[start]
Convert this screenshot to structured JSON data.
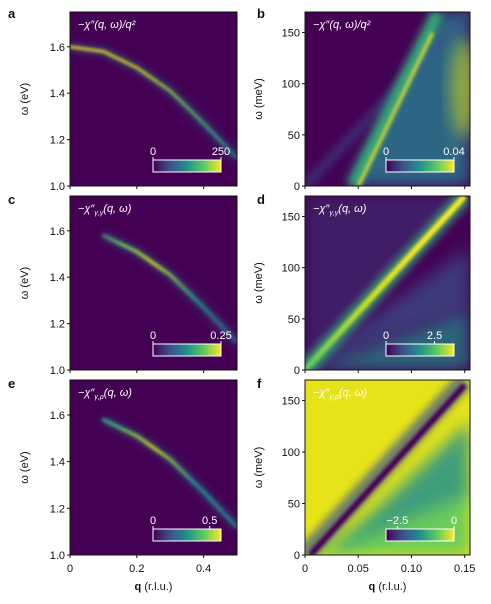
{
  "chart_data": [
    {
      "panel": "a",
      "type": "heatmap",
      "inset_label": "−χ″(q, ω)/q²",
      "xlim": [
        0,
        0.5
      ],
      "ylim": [
        1.0,
        1.75
      ],
      "yticks": [
        "1.0",
        "1.2",
        "1.4",
        "1.6"
      ],
      "ylabel": "ω (eV)",
      "colorbar": {
        "min": 0,
        "max": 250,
        "ticks": [
          "0",
          "250"
        ]
      },
      "dispersion": [
        [
          0,
          1.6
        ],
        [
          0.1,
          1.58
        ],
        [
          0.2,
          1.51
        ],
        [
          0.3,
          1.41
        ],
        [
          0.4,
          1.27
        ],
        [
          0.5,
          1.12
        ]
      ]
    },
    {
      "panel": "b",
      "type": "heatmap",
      "inset_label": "−χ″(q, ω)/q²",
      "xlim": [
        0,
        0.155
      ],
      "ylim": [
        0,
        170
      ],
      "yticks": [
        "0",
        "50",
        "100",
        "150"
      ],
      "ylabel": "ω (meV)",
      "colorbar": {
        "min": 0,
        "max": 0.04,
        "ticks": [
          "0",
          "0.04"
        ]
      }
    },
    {
      "panel": "c",
      "type": "heatmap",
      "inset_label": "−χ″γ,γ(q, ω)",
      "inset_main": "−χ″",
      "inset_sub": "γ,γ",
      "inset_args": "(q, ω)",
      "xlim": [
        0,
        0.5
      ],
      "ylim": [
        1.0,
        1.75
      ],
      "yticks": [
        "1.0",
        "1.2",
        "1.4",
        "1.6"
      ],
      "ylabel": "ω (eV)",
      "colorbar": {
        "min": 0,
        "max": 0.25,
        "ticks": [
          "0",
          "0.25"
        ]
      },
      "dispersion": [
        [
          0.1,
          1.58
        ],
        [
          0.2,
          1.51
        ],
        [
          0.3,
          1.41
        ],
        [
          0.4,
          1.27
        ],
        [
          0.5,
          1.12
        ]
      ]
    },
    {
      "panel": "d",
      "type": "heatmap",
      "inset_label": "−χ″γ,γ(q, ω)",
      "inset_main": "−χ″",
      "inset_sub": "γ,γ",
      "inset_args": "(q, ω)",
      "xlim": [
        0,
        0.155
      ],
      "ylim": [
        0,
        170
      ],
      "yticks": [
        "0",
        "50",
        "100",
        "150"
      ],
      "ylabel": "ω (meV)",
      "colorbar": {
        "min": 0,
        "max": 3.5,
        "ticks": [
          "0",
          "2.5"
        ]
      }
    },
    {
      "panel": "e",
      "type": "heatmap",
      "inset_label": "−χ″γ,ρ(q, ω)",
      "inset_main": "−χ″",
      "inset_sub": "γ,ρ",
      "inset_args": "(q, ω)",
      "xlim": [
        0,
        0.5
      ],
      "ylim": [
        1.0,
        1.75
      ],
      "xticks": [
        "0",
        "0.2",
        "0.4"
      ],
      "yticks": [
        "1.0",
        "1.2",
        "1.4",
        "1.6"
      ],
      "ylabel": "ω (eV)",
      "xlabel_bold": "q",
      "xlabel_rest": " (r.l.u.)",
      "colorbar": {
        "min": 0,
        "max": 0.6,
        "ticks": [
          "0",
          "0.5"
        ]
      },
      "dispersion": [
        [
          0.1,
          1.58
        ],
        [
          0.2,
          1.51
        ],
        [
          0.3,
          1.41
        ],
        [
          0.4,
          1.27
        ],
        [
          0.5,
          1.12
        ]
      ]
    },
    {
      "panel": "f",
      "type": "heatmap",
      "inset_label": "−χ″γ,ρ(q, ω)",
      "inset_main": "−χ″",
      "inset_sub": "γ,ρ",
      "inset_args": "(q, ω)",
      "xlim": [
        0,
        0.155
      ],
      "ylim": [
        0,
        170
      ],
      "xticks": [
        "0",
        "0.05",
        "0.10",
        "0.15"
      ],
      "yticks": [
        "0",
        "50",
        "100",
        "150"
      ],
      "ylabel": "ω (meV)",
      "xlabel_bold": "q",
      "xlabel_rest": " (r.l.u.)",
      "colorbar": {
        "min": -3,
        "max": 0,
        "ticks": [
          "−2.5",
          "0"
        ]
      }
    }
  ],
  "colors": {
    "viridis_dark": "#440154",
    "viridis_blue": "#3b528b",
    "viridis_teal": "#21918c",
    "viridis_green": "#5ec962",
    "viridis_yellow": "#fde725"
  }
}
[end]
TO BE DONE:
Go through the listing above and pull out each line containing the word "panel".

SOLUTION FOR THIS EXERCISE:
      "panel": "a",
      "panel": "b",
      "panel": "c",
      "panel": "d",
      "panel": "e",
      "panel": "f",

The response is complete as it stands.